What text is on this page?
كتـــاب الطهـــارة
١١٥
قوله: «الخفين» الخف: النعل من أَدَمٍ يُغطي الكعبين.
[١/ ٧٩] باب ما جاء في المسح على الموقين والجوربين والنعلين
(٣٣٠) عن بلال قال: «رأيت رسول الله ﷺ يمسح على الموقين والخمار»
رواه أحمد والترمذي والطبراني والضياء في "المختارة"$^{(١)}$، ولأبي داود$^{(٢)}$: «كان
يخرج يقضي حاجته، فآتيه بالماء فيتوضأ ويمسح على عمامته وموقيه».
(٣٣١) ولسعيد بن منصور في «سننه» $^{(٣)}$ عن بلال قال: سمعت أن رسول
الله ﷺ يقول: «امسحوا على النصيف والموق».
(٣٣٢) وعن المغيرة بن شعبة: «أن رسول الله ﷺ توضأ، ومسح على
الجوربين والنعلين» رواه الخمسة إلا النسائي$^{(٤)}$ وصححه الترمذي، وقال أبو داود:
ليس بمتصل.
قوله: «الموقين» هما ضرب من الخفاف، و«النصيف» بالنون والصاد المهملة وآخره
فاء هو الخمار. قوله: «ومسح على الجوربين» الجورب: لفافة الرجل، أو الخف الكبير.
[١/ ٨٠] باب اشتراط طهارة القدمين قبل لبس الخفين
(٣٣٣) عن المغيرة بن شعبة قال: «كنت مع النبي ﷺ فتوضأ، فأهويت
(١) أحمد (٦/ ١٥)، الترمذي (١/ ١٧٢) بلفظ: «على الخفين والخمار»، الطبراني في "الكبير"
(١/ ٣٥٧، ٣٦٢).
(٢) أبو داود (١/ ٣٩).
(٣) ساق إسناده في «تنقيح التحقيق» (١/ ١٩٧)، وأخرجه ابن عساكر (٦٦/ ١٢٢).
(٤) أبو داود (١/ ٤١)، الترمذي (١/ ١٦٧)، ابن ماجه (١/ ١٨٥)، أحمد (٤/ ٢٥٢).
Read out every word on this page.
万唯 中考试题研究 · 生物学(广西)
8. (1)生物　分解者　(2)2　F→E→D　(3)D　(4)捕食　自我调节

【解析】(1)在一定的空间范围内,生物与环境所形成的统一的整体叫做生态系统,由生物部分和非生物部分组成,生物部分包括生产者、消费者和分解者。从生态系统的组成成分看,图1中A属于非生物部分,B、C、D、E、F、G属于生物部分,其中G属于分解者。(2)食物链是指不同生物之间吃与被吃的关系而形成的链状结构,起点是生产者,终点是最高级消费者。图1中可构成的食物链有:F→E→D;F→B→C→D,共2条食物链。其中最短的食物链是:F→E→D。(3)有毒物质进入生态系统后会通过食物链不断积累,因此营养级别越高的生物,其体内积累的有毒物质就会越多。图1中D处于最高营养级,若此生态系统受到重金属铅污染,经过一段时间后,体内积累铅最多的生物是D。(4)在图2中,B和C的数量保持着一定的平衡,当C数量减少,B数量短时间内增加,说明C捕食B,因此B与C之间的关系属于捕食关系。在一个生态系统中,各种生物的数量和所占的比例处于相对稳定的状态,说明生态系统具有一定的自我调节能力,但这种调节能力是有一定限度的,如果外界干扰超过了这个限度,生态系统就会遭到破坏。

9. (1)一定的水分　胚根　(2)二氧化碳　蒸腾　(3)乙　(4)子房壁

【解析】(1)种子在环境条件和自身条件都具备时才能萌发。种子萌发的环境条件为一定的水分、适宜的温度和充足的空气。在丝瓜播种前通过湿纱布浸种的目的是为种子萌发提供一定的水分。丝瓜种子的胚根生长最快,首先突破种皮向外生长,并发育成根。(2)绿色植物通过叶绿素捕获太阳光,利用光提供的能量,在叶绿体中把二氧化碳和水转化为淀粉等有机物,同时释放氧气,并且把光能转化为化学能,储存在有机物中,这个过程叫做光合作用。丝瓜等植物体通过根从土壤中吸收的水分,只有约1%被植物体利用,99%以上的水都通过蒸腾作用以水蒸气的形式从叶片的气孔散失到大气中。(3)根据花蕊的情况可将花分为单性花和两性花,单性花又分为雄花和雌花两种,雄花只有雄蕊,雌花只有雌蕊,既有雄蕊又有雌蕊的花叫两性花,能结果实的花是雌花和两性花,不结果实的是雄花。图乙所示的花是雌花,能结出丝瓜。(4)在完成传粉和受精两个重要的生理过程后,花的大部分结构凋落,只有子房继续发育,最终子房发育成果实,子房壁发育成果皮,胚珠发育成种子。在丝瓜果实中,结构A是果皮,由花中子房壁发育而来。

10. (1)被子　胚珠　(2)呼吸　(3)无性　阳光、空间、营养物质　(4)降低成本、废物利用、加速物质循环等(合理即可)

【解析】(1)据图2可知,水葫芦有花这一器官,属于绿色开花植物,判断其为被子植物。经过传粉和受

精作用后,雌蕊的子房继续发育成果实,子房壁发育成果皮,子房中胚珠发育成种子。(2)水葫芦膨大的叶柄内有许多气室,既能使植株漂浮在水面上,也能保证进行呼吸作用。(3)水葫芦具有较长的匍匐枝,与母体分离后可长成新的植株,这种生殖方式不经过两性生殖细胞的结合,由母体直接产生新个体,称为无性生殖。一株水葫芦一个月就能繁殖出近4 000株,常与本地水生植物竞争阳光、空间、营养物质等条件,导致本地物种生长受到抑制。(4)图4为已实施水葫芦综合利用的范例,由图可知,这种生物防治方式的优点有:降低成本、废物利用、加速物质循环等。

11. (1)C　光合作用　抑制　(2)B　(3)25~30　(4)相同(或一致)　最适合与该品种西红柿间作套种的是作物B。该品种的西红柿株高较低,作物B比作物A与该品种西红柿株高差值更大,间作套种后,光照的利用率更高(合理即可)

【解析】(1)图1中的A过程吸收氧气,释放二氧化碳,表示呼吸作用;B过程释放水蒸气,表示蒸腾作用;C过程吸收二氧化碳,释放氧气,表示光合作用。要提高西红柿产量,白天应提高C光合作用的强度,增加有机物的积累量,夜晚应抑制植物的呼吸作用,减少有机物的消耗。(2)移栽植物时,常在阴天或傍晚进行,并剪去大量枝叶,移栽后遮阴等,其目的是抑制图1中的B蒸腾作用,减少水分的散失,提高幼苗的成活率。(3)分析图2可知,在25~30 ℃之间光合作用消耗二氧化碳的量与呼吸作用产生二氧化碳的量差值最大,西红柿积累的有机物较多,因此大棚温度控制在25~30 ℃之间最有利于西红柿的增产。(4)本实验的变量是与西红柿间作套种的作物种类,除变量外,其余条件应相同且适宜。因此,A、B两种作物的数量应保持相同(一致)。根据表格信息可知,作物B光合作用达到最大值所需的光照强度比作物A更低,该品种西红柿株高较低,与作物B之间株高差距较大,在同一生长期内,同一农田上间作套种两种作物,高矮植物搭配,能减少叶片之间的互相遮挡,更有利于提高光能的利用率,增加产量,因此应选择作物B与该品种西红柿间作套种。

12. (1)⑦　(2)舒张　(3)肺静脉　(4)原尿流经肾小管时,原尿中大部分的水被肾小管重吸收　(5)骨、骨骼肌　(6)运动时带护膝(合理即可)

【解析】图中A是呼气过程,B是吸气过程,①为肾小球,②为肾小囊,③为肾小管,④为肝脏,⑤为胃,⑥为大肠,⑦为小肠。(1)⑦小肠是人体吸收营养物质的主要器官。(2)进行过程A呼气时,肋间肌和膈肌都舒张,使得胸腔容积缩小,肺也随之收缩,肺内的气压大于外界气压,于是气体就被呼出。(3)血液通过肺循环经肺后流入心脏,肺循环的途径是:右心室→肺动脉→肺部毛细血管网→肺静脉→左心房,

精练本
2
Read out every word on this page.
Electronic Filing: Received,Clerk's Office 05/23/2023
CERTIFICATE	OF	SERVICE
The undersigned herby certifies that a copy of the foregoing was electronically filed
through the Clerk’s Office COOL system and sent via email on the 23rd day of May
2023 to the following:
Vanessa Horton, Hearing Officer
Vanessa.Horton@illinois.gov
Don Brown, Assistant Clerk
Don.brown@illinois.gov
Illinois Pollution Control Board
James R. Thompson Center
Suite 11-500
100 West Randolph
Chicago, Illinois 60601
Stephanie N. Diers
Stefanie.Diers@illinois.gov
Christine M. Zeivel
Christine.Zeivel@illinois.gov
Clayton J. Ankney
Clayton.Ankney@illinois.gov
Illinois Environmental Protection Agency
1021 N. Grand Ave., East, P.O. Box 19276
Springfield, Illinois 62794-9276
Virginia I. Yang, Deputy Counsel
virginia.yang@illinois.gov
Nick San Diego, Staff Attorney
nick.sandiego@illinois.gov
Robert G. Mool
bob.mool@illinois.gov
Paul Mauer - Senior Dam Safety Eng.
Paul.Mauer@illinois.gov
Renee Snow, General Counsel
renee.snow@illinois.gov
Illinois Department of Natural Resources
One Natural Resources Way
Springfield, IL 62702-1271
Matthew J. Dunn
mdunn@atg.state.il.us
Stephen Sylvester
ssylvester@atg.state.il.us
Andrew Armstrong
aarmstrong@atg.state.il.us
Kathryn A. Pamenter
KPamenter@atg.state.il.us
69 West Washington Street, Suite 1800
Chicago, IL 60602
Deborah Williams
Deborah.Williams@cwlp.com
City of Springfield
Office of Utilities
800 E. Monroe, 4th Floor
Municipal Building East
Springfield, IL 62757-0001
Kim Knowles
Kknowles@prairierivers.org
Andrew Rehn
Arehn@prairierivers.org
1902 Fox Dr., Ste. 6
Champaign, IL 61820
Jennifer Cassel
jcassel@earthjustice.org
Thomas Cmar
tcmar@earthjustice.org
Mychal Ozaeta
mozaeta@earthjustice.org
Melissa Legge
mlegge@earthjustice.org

### YOUR INSTRUCTIONS
Filter for "Williams". Return all lines that hold it.

### RESULT OF THE EXERCISE
Deborah Williams
Deborah.Williams@cwlp.com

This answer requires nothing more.